本年1月に、ネット上に匿名で公開されたレポートには、新しいTetherトークンが発行された後、それがBitfinexの財布に送られると、ビットコインの価格が概ね上がっていたことが示された。

このレポートはさらに、Tether社は、暗号通貨取引以外のビジネスプロセスを通じて、新しいTetherトークンを継続して発行し得る程に米ドルを獲得する資本力を獲得している可能性は非常に低いと判断している。すると、Bitfinex と結託したTether社は、市場動向を見て、発行できるはずもない量のTetherトークンを発行し、それをBitfinexに回してビットコインを購入しビットコインの価格を引き上げてきたのではないかという疑義が生まれる。

テキサス大学のJohn GriffinとAmin Shamsは、TetherトークンとBitcoinブロックチェーンの両方のデータを分析し、Tetherトークンが実需に応じて発行されてきたのか、それとも、実需とは関係なく市場に投入されたのかを明らかにする分析結果を発表した。 彼らの結果は、ビットコインの価格がある水準に到達する度にTetherトークンが発行されており、結果として、ビットコイン価格をサポート乃至安定化させてきたことを示唆している。

以上のような観測に基づき、現在、 Bitfinexは、ビットコインを購入するためにTetherトークンを不正に取得してビットコインの価格を引き上げてきたという疑惑が持たれている。

<Tetherトークン(USDT)はどのように機能しているのか>

・Tetherトークン(USDT)の取引所(Exchange)間における流通

Bitfinexのユーザーは、Tether社からトークン(USDT)を直接購入する代わりに、米ドルを使用して取引所であるBitfinexからUSDTを購入することができる。 しかし、USDTは、Bitfinex自体で取引するために使用することはできないことになっている。つまり、

Bitfinexは、ユーザーにUSDTの引き出し専用オプションのみを提供している。まず、 Bitfinexは、自身の米ドルの残高を用いてUSDTを購入する。 BitfinexのユーザーがUSDTの引き出しオプションを使用すると、BitfinexウォレットのUSDTの残高が減少する。

言い換えると、Bitfinexの顧客がUSDTを購入しようとすれば、Bitfinexの顧客はTether社から直接購入するのでなく、Tether社の「顧客」であるBitfinexからを購入することになる。新しいUSDTの発行は、Bitfinexの財布が空になり、ユーザーに販売できるUSDTが無くなるときに発生する。 その際、テザーの銀行口座にはBitfinexが拠出した米ドル資金が預けられており、それに基づいてUSDTが発行される。 すなわち、USDTは、実質、Bitfinexが作り出しているものなのである。

提供資料.
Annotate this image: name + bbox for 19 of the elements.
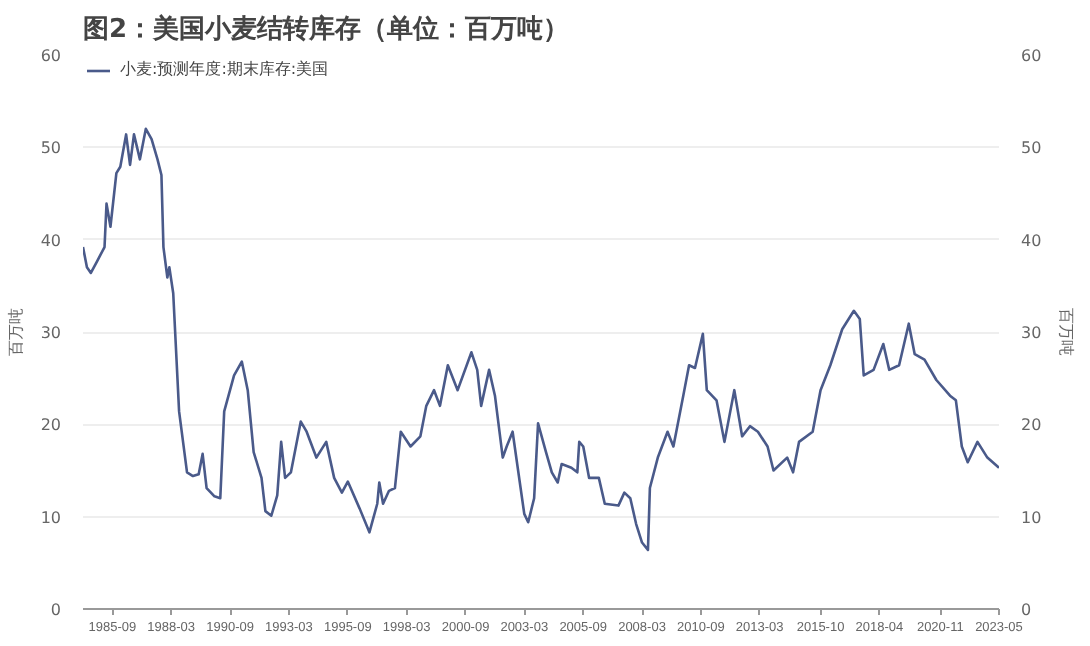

指示.
文書抜粋によると、新しいUSDTが発行されるのはどのようなときですか。 文書抜粋だけを根拠にして答えてください。

解答.
Bitfinexの財布が空になり、ユーザーに販売できるUSDTが無くなるときです。